§ Dataset entries
=======
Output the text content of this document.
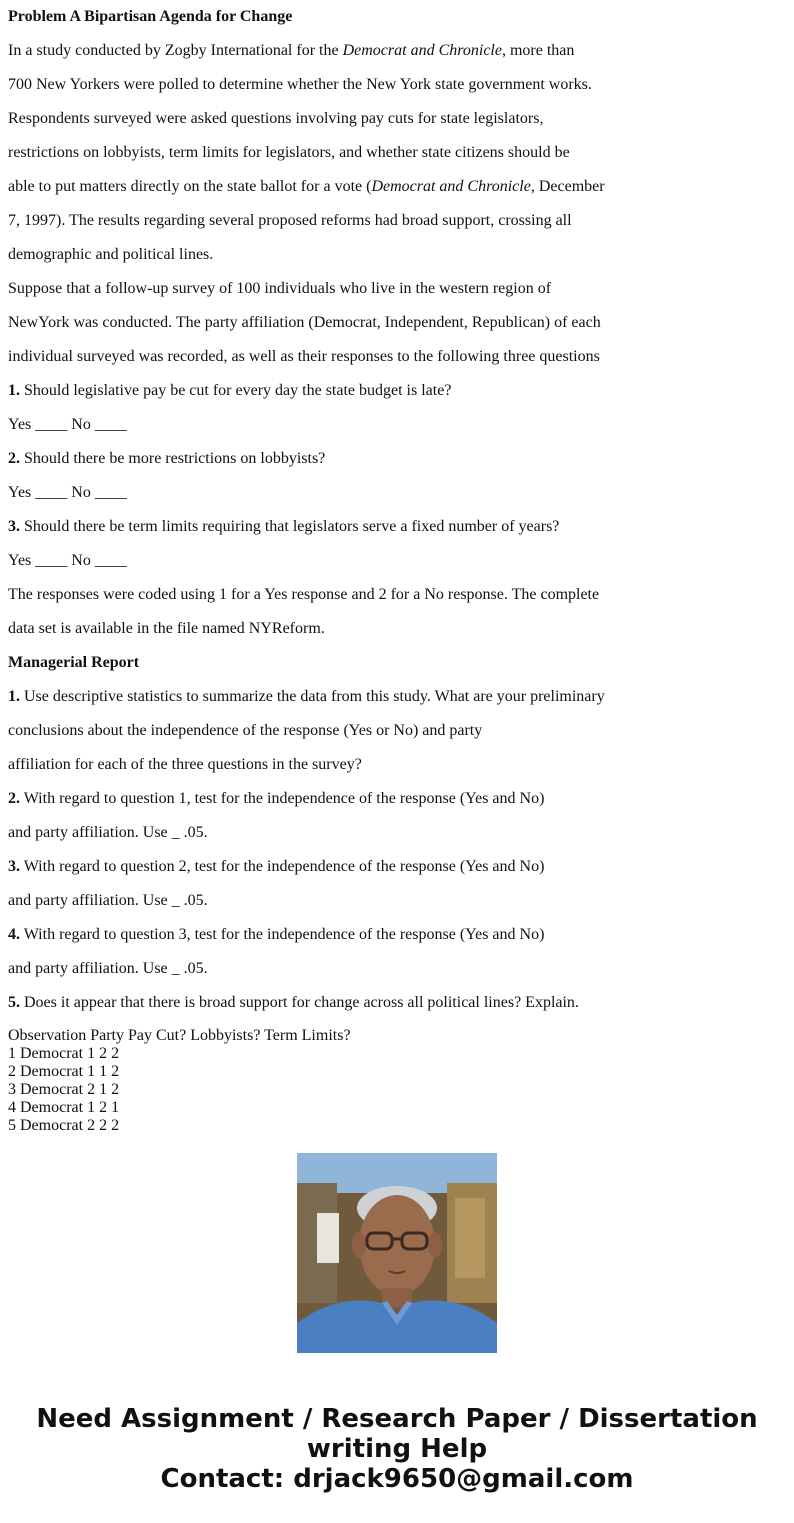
Problem A Bipartisan Agenda for Change
In a study conducted by Zogby International for the Democrat and Chronicle, more than
700 New Yorkers were polled to determine whether the New York state government works.
Respondents surveyed were asked questions involving pay cuts for state legislators,
restrictions on lobbyists, term limits for legislators, and whether state citizens should be
able to put matters directly on the state ballot for a vote (Democrat and Chronicle, December
7, 1997). The results regarding several proposed reforms had broad support, crossing all
demographic and political lines.
Suppose that a follow-up survey of 100 individuals who live in the western region of
NewYork was conducted. The party affiliation (Democrat, Independent, Republican) of each
individual surveyed was recorded, as well as their responses to the following three questions
1. Should legislative pay be cut for every day the state budget is late?
Yes ____ No ____
2. Should there be more restrictions on lobbyists?
Yes ____ No ____
3. Should there be term limits requiring that legislators serve a fixed number of years?
Yes ____ No ____
The responses were coded using 1 for a Yes response and 2 for a No response. The complete
data set is available in the file named NYReform.
Managerial Report
1. Use descriptive statistics to summarize the data from this study. What are your preliminary
conclusions about the independence of the response (Yes or No) and party
affiliation for each of the three questions in the survey?
2. With regard to question 1, test for the independence of the response (Yes and No)
and party affiliation. Use _ .05.
3. With regard to question 2, test for the independence of the response (Yes and No)
and party affiliation. Use _ .05.
4. With regard to question 3, test for the independence of the response (Yes and No)
and party affiliation. Use _ .05.
5. Does it appear that there is broad support for change across all political lines? Explain.
Observation Party Pay Cut? Lobbyists? Term Limits?
1 Democrat 1 2 2
2 Democrat 1 1 2
3 Democrat 2 1 2
4 Democrat 1 2 1
5 Democrat 2 2 2
Need Assignment / Research Paper / Dissertation
writing Help
Contact: drjack9650@gmail.com
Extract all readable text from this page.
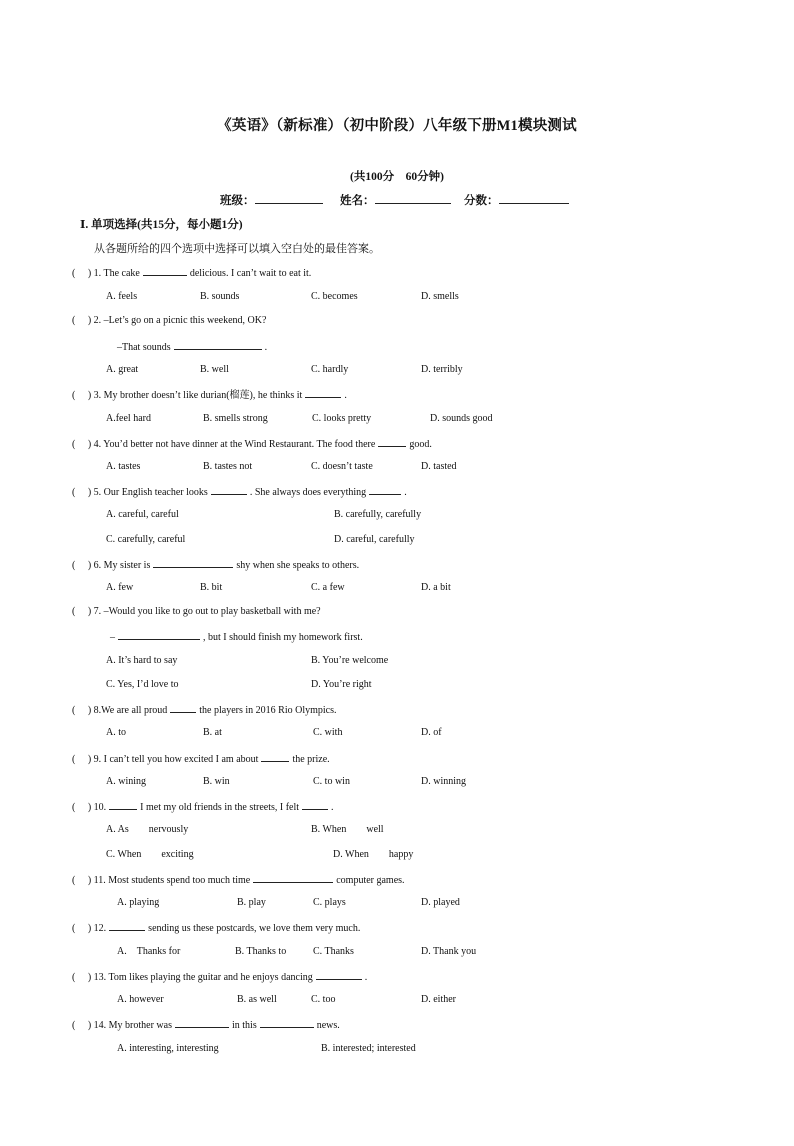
《英语》（新标准）（初中阶段）八年级下册M1模块测试
(共100分　60分钟)
班级：	姓名：	分数：
Ⅰ. 单项选择(共15分，每小题1分)
从各题所给的四个选项中选择可以填入空白处的最佳答案。
(　 ) 1. The cake	delicious. I can’t wait to eat it.
A. feels	B. sounds	C. becomes	D. smells
(　 ) 2. –Let’s go on a picnic this weekend, OK?
–That sounds	.
A. great	B. well	C. hardly	D. terribly
(　 ) 3. My brother doesn’t like durian(榴莲), he thinks it	.
A.feel hard	B. smells strong	C. looks pretty	D. sounds good
(　 ) 4. You’d better not have dinner at the Wind Restaurant. The food there	good.
A. tastes	B. tastes not	C. doesn’t taste	D. tasted
(　 ) 5. Our English teacher looks	. She always does everything	.
A. careful, careful	B. carefully, carefully
C. carefully, careful	D. careful, carefully
(　 ) 6. My sister is	shy when she speaks to others.
A. few	B. bit	C. a few	D. a bit
(　 ) 7. –Would you like to go out to play basketball with me?
–	, but I should finish my homework first.
A. It’s hard to say	B. You’re welcome
C. Yes, I’d love to	D. You’re right
(　 ) 8.We are all proud	the players in 2016 Rio Olympics.
A. to	B. at	C. with	D. of
(　 ) 9. I can’t tell you how excited I am about	the prize.
A. wining	B. win	C. to win	D. winning
(　 ) 10.	I met my old friends in the streets, I felt	.
A. As　　nervously	B. When　　well
C. When　　exciting	D. When　　happy
(　 ) 11. Most students spend too much time	computer games.
A. playing	B. play	C. plays	D. played
(　 ) 12.	sending us these postcards, we love them very much.
A.　Thanks for	B. Thanks to	C. Thanks	D. Thank you
(　 ) 13. Tom likes playing the guitar and he enjoys dancing	.
A. however	B. as well	C. too	D. either
(　 ) 14. My brother was	in this	news.
A. interesting, interesting	B. interested; interested
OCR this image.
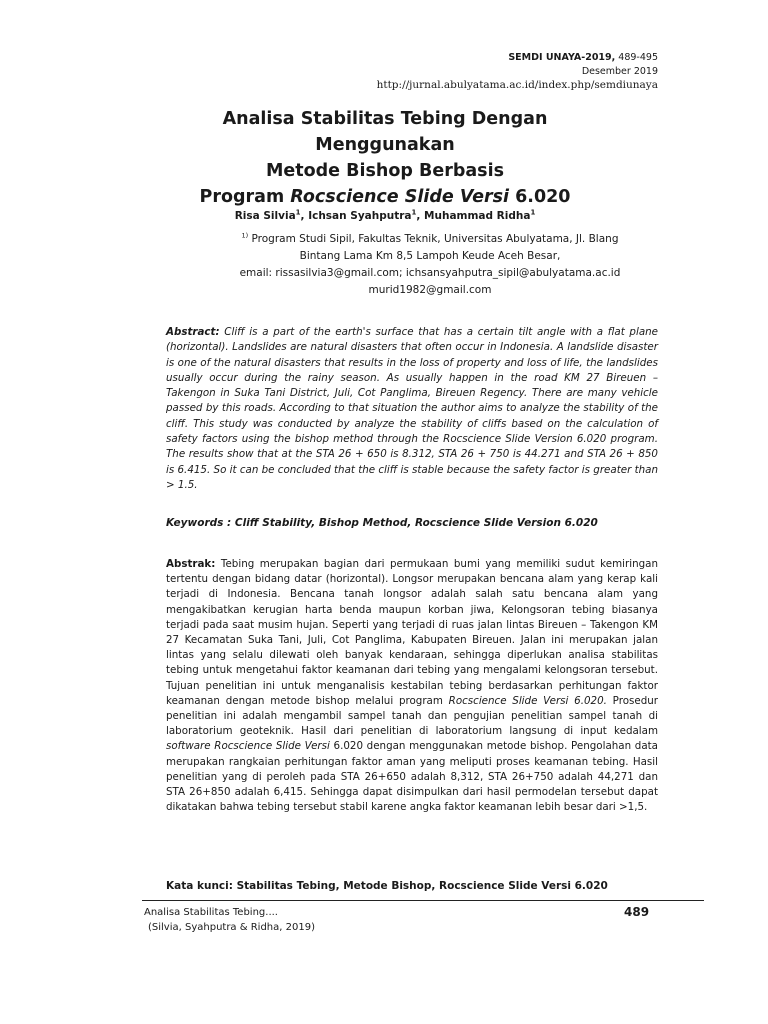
SEMDI UNAYA-2019, 489-495
Desember 2019
http://jurnal.abulyatama.ac.id/index.php/semdiunaya
Analisa Stabilitas Tebing Dengan Menggunakan
Metode Bishop Berbasis
Program Rocscience Slide Versi 6.020
Risa Silvia$^1$, Ichsan Syahputra$^1$, Muhammad Ridha$^1$
$^{1)}$ Program Studi Sipil, Fakultas Teknik, Universitas Abulyatama, Jl. Blang
Bintang Lama Km 8,5 Lampoh Keude Aceh Besar,
email: rissasilvia3@gmail.com; ichsansyahputra_sipil@abulyatama.ac.id
murid1982@gmail.com
Abstract: Cliff is a part of the earth's surface that has a certain tilt angle with a flat plane (horizontal). Landslides are natural disasters that often occur in Indonesia. A landslide disaster is one of the natural disasters that results in the loss of property and loss of life, the landslides usually occur during the rainy season. As usually happen in the road KM 27 Bireuen – Takengon in Suka Tani District, Juli, Cot Panglima, Bireuen Regency. There are many vehicle passed by this roads. According to that situation the author aims to analyze the stability of the cliff. This study was conducted by analyze the stability of cliffs based on the calculation of safety factors using the bishop method through the Rocscience Slide Version 6.020 program. The results show that at the STA 26 + 650 is 8.312, STA 26 + 750 is 44.271 and STA 26 + 850 is 6.415. So it can be concluded that the cliff is stable because the safety factor is greater than > 1.5.
Keywords : Cliff Stability, Bishop Method, Rocscience Slide Version 6.020
Abstrak: Tebing merupakan bagian dari permukaan bumi yang memiliki sudut kemiringan tertentu dengan bidang datar (horizontal). Longsor merupakan bencana alam yang kerap kali terjadi di Indonesia. Bencana tanah longsor adalah salah satu bencana alam yang mengakibatkan kerugian harta benda maupun korban jiwa, Kelongsoran tebing biasanya terjadi pada saat musim hujan. Seperti yang terjadi di ruas jalan lintas Bireuen – Takengon KM 27 Kecamatan Suka Tani, Juli, Cot Panglima, Kabupaten Bireuen. Jalan ini merupakan jalan lintas yang selalu dilewati oleh banyak kendaraan, sehingga diperlukan analisa stabilitas tebing untuk mengetahui faktor keamanan dari tebing yang mengalami kelongsoran tersebut. Tujuan penelitian ini untuk menganalisis kestabilan tebing berdasarkan perhitungan faktor keamanan dengan metode bishop melalui program Rocscience Slide Versi 6.020. Prosedur penelitian ini adalah mengambil sampel tanah dan pengujian penelitian sampel tanah di laboratorium geoteknik. Hasil dari penelitian di laboratorium langsung di input kedalam software Rocscience Slide Versi 6.020 dengan menggunakan metode bishop. Pengolahan data merupakan rangkaian perhitungan faktor aman yang meliputi proses keamanan tebing. Hasil penelitian yang di peroleh pada STA 26+650 adalah 8,312, STA 26+750 adalah 44,271 dan STA 26+850 adalah 6,415. Sehingga dapat disimpulkan dari hasil permodelan tersebut dapat dikatakan bahwa tebing tersebut stabil karene angka faktor keamanan lebih besar dari >1,5.
Kata kunci: Stabilitas Tebing, Metode Bishop, Rocscience Slide Versi 6.020
Analisa Stabilitas Tebing....
(Silvia, Syahputra & Ridha, 2019)
489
=======
§ What is being asked
Make an exact copy of the listing above. Do not include the pictures.

§ Task output
Output the text content of this document.
Problem A Bipartisan Agenda for Change
In a study conducted by Zogby International for the Democrat and Chronicle, more than
700 New Yorkers were polled to determine whether the New York state government works.
Respondents surveyed were asked questions involving pay cuts for state legislators,
restrictions on lobbyists, term limits for legislators, and whether state citizens should be
able to put matters directly on the state ballot for a vote (Democrat and Chronicle, December
7, 1997). The results regarding several proposed reforms had broad support, crossing all
demographic and political lines.
Suppose that a follow-up survey of 100 individuals who live in the western region of
NewYork was conducted. The party affiliation (Democrat, Independent, Republican) of each
individual surveyed was recorded, as well as their responses to the following three questions
1. Should legislative pay be cut for every day the state budget is late?
Yes ____ No ____
2. Should there be more restrictions on lobbyists?
Yes ____ No ____
3. Should there be term limits requiring that legislators serve a fixed number of years?
Yes ____ No ____
The responses were coded using 1 for a Yes response and 2 for a No response. The complete
data set is available in the file named NYReform.
Managerial Report
1. Use descriptive statistics to summarize the data from this study. What are your preliminary
conclusions about the independence of the response (Yes or No) and party
affiliation for each of the three questions in the survey?
2. With regard to question 1, test for the independence of the response (Yes and No)
and party affiliation. Use _ .05.
3. With regard to question 2, test for the independence of the response (Yes and No)
and party affiliation. Use _ .05.
4. With regard to question 3, test for the independence of the response (Yes and No)
and party affiliation. Use _ .05.
5. Does it appear that there is broad support for change across all political lines? Explain.
Observation Party Pay Cut? Lobbyists? Term Limits?
1 Democrat 1 2 2
2 Democrat 1 1 2
3 Democrat 2 1 2
4 Democrat 1 2 1
5 Democrat 2 2 2
Need Assignment / Research Paper / Dissertation
writing Help
Contact: drjack9650@gmail.com
Extract all readable text from this page.
《英语》（新标准）（初中阶段）八年级下册M1模块测试
(共100分　60分钟)
班级：	姓名：	分数：
Ⅰ. 单项选择(共15分，每小题1分)
从各题所给的四个选项中选择可以填入空白处的最佳答案。
(　 ) 1. The cake	delicious. I can’t wait to eat it.
A. feels	B. sounds	C. becomes	D. smells
(　 ) 2. –Let’s go on a picnic this weekend, OK?
–That sounds	.
A. great	B. well	C. hardly	D. terribly
(　 ) 3. My brother doesn’t like durian(榴莲), he thinks it	.
A.feel hard	B. smells strong	C. looks pretty	D. sounds good
(　 ) 4. You’d better not have dinner at the Wind Restaurant. The food there	good.
A. tastes	B. tastes not	C. doesn’t taste	D. tasted
(　 ) 5. Our English teacher looks	. She always does everything	.
A. careful, careful	B. carefully, carefully
C. carefully, careful	D. careful, carefully
(　 ) 6. My sister is	shy when she speaks to others.
A. few	B. bit	C. a few	D. a bit
(　 ) 7. –Would you like to go out to play basketball with me?
–	, but I should finish my homework first.
A. It’s hard to say	B. You’re welcome
C. Yes, I’d love to	D. You’re right
(　 ) 8.We are all proud	the players in 2016 Rio Olympics.
A. to	B. at	C. with	D. of
(　 ) 9. I can’t tell you how excited I am about	the prize.
A. wining	B. win	C. to win	D. winning
(　 ) 10.	I met my old friends in the streets, I felt	.
A. As　　nervously	B. When　　well
C. When　　exciting	D. When　　happy
(　 ) 11. Most students spend too much time	computer games.
A. playing	B. play	C. plays	D. played
(　 ) 12.	sending us these postcards, we love them very much.
A.　Thanks for	B. Thanks to	C. Thanks	D. Thank you
(　 ) 13. Tom likes playing the guitar and he enjoys dancing	.
A. however	B. as well	C. too	D. either
(　 ) 14. My brother was	in this	news.
A. interesting, interesting	B. interested; interested
OCR this image.
SEMDI UNAYA-2019, 489-495
Desember 2019
http://jurnal.abulyatama.ac.id/index.php/semdiunaya
Analisa Stabilitas Tebing Dengan Menggunakan
Metode Bishop Berbasis
Program Rocscience Slide Versi 6.020
Risa Silvia$^1$, Ichsan Syahputra$^1$, Muhammad Ridha$^1$
$^{1)}$ Program Studi Sipil, Fakultas Teknik, Universitas Abulyatama, Jl. Blang
Bintang Lama Km 8,5 Lampoh Keude Aceh Besar,
email: rissasilvia3@gmail.com; ichsansyahputra_sipil@abulyatama.ac.id
murid1982@gmail.com
Abstract: Cliff is a part of the earth's surface that has a certain tilt angle with a flat plane (horizontal). Landslides are natural disasters that often occur in Indonesia. A landslide disaster is one of the natural disasters that results in the loss of property and loss of life, the landslides usually occur during the rainy season. As usually happen in the road KM 27 Bireuen – Takengon in Suka Tani District, Juli, Cot Panglima, Bireuen Regency. There are many vehicle passed by this roads. According to that situation the author aims to analyze the stability of the cliff. This study was conducted by analyze the stability of cliffs based on the calculation of safety factors using the bishop method through the Rocscience Slide Version 6.020 program. The results show that at the STA 26 + 650 is 8.312, STA 26 + 750 is 44.271 and STA 26 + 850 is 6.415. So it can be concluded that the cliff is stable because the safety factor is greater than > 1.5.
Keywords : Cliff Stability, Bishop Method, Rocscience Slide Version 6.020
Abstrak: Tebing merupakan bagian dari permukaan bumi yang memiliki sudut kemiringan tertentu dengan bidang datar (horizontal). Longsor merupakan bencana alam yang kerap kali terjadi di Indonesia. Bencana tanah longsor adalah salah satu bencana alam yang mengakibatkan kerugian harta benda maupun korban jiwa, Kelongsoran tebing biasanya terjadi pada saat musim hujan. Seperti yang terjadi di ruas jalan lintas Bireuen – Takengon KM 27 Kecamatan Suka Tani, Juli, Cot Panglima, Kabupaten Bireuen. Jalan ini merupakan jalan lintas yang selalu dilewati oleh banyak kendaraan, sehingga diperlukan analisa stabilitas tebing untuk mengetahui faktor keamanan dari tebing yang mengalami kelongsoran tersebut. Tujuan penelitian ini untuk menganalisis kestabilan tebing berdasarkan perhitungan faktor keamanan dengan metode bishop melalui program Rocscience Slide Versi 6.020. Prosedur penelitian ini adalah mengambil sampel tanah dan pengujian penelitian sampel tanah di laboratorium geoteknik. Hasil dari penelitian di laboratorium langsung di input kedalam software Rocscience Slide Versi 6.020 dengan menggunakan metode bishop. Pengolahan data merupakan rangkaian perhitungan faktor aman yang meliputi proses keamanan tebing. Hasil penelitian yang di peroleh pada STA 26+650 adalah 8,312, STA 26+750 adalah 44,271 dan STA 26+850 adalah 6,415. Sehingga dapat disimpulkan dari hasil permodelan tersebut dapat dikatakan bahwa tebing tersebut stabil karene angka faktor keamanan lebih besar dari >1,5.
Kata kunci: Stabilitas Tebing, Metode Bishop, Rocscience Slide Versi 6.020
Analisa Stabilitas Tebing....
(Silvia, Syahputra & Ridha, 2019)
489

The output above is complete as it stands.